* Stated problem:
From the records, pick out and copy each line containing "right".
* START Data rows *
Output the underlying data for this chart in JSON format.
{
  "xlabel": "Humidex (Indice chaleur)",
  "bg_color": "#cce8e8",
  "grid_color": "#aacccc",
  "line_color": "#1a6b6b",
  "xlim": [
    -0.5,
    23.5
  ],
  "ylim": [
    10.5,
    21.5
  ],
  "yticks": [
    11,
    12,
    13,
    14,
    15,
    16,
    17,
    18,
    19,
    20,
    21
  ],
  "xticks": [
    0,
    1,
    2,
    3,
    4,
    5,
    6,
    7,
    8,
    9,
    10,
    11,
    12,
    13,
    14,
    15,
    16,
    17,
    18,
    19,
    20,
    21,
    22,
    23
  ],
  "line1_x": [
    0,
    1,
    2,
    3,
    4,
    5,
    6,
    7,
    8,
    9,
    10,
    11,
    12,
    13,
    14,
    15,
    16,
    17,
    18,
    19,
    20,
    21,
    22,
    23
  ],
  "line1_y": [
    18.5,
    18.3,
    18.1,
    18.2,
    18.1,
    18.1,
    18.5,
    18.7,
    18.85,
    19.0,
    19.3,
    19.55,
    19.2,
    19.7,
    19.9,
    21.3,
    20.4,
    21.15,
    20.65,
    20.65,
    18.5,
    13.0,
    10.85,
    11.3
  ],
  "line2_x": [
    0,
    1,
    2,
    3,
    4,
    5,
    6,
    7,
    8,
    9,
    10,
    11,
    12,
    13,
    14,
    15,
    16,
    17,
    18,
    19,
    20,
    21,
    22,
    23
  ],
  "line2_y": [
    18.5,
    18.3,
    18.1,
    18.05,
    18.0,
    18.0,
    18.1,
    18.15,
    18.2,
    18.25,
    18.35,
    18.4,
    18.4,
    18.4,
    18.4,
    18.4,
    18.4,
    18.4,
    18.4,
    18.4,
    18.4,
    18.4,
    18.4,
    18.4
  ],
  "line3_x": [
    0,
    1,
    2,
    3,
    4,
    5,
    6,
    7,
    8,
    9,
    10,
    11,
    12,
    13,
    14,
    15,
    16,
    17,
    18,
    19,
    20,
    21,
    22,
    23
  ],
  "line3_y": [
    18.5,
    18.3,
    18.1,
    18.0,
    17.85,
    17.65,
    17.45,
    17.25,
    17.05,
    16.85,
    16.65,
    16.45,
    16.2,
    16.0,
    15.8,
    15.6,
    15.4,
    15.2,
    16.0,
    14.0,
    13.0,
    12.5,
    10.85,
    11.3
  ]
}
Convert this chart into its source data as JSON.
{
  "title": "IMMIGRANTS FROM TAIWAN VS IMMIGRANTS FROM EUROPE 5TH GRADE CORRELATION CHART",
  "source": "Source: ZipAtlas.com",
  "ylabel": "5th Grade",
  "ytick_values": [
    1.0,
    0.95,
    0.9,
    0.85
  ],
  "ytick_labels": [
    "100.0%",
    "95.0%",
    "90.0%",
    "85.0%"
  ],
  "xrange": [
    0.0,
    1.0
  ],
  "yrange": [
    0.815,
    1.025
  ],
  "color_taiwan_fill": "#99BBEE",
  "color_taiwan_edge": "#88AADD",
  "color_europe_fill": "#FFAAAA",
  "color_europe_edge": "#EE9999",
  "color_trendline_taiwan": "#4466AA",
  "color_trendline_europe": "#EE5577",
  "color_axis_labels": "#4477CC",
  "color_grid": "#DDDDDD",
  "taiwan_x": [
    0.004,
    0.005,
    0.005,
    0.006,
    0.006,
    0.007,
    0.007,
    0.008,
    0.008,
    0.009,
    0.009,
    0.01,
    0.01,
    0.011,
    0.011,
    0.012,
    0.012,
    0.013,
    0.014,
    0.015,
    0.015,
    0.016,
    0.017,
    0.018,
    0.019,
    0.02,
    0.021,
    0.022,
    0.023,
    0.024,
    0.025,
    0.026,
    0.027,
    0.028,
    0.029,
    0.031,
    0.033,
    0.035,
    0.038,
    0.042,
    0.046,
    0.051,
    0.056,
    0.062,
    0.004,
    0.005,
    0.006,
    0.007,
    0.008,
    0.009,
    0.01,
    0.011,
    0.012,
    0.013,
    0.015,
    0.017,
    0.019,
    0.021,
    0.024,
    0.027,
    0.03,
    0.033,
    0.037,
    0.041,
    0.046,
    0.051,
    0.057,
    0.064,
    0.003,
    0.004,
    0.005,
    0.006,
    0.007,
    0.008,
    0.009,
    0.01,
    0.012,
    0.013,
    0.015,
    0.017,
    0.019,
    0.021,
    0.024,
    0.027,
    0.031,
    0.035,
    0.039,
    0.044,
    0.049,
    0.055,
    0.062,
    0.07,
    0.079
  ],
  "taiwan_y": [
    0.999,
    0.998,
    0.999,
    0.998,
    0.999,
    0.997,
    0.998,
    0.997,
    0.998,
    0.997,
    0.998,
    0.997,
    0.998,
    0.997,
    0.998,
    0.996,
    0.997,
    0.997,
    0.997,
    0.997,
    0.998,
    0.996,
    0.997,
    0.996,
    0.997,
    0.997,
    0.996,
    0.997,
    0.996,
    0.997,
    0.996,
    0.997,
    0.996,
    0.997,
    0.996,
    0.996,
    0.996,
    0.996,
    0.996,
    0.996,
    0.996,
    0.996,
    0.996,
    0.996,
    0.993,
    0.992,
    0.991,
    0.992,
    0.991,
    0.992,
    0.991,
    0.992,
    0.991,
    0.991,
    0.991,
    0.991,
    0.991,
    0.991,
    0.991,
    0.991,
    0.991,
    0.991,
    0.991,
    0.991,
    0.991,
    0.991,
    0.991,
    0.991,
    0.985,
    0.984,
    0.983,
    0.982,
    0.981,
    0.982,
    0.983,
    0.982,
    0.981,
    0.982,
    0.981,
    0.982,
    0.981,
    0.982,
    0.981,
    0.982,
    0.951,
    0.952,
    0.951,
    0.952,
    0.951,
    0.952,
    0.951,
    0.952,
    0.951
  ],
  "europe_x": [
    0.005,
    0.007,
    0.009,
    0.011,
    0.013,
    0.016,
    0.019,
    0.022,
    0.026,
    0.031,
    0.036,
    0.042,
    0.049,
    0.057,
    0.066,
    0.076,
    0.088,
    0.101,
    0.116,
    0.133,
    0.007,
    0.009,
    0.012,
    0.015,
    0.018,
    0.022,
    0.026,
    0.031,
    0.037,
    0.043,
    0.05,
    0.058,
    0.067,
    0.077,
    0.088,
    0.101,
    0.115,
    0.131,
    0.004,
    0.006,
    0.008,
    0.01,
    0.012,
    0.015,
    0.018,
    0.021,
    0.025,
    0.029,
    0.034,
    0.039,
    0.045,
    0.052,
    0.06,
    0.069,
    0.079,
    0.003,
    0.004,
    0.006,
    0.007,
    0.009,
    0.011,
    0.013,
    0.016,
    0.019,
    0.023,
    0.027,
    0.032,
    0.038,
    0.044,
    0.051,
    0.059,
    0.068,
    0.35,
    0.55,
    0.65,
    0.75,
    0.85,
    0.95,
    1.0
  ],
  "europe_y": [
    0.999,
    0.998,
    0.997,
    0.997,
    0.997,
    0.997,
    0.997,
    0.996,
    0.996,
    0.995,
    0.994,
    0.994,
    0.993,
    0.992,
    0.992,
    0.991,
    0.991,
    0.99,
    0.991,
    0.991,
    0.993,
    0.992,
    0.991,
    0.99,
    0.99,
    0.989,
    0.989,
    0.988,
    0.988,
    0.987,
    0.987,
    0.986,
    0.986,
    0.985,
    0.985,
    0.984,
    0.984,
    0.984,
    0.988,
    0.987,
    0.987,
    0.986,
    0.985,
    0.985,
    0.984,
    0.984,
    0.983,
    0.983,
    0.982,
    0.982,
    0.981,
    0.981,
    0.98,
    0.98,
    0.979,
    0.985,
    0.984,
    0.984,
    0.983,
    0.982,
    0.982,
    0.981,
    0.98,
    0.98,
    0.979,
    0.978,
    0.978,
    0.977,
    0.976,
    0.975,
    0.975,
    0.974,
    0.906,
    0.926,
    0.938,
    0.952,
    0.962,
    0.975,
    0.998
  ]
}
* END Data rows *
* START Data rows *
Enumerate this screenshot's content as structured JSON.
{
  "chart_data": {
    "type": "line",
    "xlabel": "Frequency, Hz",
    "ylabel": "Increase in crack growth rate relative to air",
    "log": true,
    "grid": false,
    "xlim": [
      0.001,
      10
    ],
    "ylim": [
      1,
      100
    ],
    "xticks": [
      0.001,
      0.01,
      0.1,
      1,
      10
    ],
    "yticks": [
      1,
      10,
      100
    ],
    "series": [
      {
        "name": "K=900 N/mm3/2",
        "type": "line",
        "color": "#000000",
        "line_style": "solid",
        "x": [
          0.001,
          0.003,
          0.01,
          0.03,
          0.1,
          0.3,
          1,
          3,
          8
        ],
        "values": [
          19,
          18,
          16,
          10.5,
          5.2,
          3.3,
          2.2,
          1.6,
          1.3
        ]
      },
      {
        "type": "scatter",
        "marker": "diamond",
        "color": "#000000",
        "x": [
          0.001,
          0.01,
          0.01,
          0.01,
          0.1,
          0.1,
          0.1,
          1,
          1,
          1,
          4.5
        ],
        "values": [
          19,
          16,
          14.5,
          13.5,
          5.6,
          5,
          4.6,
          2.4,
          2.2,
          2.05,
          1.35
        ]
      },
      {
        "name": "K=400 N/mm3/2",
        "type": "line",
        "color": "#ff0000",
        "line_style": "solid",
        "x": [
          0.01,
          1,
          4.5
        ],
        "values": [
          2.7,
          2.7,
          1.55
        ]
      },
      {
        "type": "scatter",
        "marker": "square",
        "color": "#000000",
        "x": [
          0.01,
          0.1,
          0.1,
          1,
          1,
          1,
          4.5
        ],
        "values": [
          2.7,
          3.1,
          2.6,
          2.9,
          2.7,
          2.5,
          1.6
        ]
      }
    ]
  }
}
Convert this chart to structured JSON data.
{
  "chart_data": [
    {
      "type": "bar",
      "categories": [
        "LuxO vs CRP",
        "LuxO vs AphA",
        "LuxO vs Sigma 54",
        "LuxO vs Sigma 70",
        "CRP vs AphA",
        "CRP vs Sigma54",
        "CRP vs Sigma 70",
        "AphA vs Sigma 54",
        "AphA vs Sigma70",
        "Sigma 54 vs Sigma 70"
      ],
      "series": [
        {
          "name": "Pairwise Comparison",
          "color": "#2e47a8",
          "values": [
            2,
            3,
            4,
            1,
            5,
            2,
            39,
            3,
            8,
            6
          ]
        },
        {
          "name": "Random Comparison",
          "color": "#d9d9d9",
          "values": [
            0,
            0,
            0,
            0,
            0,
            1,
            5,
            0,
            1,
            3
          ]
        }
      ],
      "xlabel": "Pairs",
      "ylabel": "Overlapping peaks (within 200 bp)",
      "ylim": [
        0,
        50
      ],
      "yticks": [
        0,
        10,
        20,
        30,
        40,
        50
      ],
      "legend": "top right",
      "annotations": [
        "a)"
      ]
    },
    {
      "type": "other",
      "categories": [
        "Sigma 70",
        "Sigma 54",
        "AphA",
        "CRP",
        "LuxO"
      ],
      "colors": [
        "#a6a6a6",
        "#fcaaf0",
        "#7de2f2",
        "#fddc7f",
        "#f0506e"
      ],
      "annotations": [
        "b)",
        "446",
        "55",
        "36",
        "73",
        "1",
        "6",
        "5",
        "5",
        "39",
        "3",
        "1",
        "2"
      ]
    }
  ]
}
* END Data rows *
* START Data rows *
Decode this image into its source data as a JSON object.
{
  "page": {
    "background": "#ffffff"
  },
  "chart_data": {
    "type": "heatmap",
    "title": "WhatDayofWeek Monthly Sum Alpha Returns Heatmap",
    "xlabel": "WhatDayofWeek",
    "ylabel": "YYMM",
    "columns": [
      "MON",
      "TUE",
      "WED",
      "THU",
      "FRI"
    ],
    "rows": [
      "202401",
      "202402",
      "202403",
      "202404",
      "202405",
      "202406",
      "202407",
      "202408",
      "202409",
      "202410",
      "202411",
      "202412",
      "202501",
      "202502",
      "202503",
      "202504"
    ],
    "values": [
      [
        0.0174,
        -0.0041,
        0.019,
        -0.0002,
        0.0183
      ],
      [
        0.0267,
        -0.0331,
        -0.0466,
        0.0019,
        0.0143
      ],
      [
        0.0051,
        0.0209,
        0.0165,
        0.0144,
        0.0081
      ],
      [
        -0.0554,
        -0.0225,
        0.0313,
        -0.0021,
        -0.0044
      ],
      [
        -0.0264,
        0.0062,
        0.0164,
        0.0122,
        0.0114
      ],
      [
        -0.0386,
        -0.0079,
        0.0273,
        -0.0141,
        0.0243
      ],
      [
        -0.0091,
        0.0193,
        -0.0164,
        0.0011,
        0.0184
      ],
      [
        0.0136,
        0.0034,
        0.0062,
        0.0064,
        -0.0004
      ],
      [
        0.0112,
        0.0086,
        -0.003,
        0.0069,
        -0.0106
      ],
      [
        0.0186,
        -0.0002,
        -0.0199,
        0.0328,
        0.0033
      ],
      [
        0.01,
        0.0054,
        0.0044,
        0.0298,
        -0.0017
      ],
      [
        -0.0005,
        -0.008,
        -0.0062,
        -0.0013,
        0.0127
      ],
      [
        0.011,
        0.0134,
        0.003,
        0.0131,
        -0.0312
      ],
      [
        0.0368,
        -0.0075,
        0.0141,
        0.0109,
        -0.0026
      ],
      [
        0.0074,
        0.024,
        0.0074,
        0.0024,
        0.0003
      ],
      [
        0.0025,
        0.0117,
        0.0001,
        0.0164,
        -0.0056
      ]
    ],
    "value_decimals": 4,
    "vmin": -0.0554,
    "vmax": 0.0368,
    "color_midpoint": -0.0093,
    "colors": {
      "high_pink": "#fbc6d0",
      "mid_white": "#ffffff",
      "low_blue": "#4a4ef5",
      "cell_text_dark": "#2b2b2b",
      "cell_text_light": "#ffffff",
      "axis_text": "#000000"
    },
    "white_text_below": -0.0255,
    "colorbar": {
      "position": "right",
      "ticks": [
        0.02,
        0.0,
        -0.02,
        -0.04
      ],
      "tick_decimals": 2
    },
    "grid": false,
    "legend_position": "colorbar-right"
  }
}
* END Data rows *
* Written reply:
      "legend": "top right",
      "position": "right",
    "legend_position": "colorbar-right"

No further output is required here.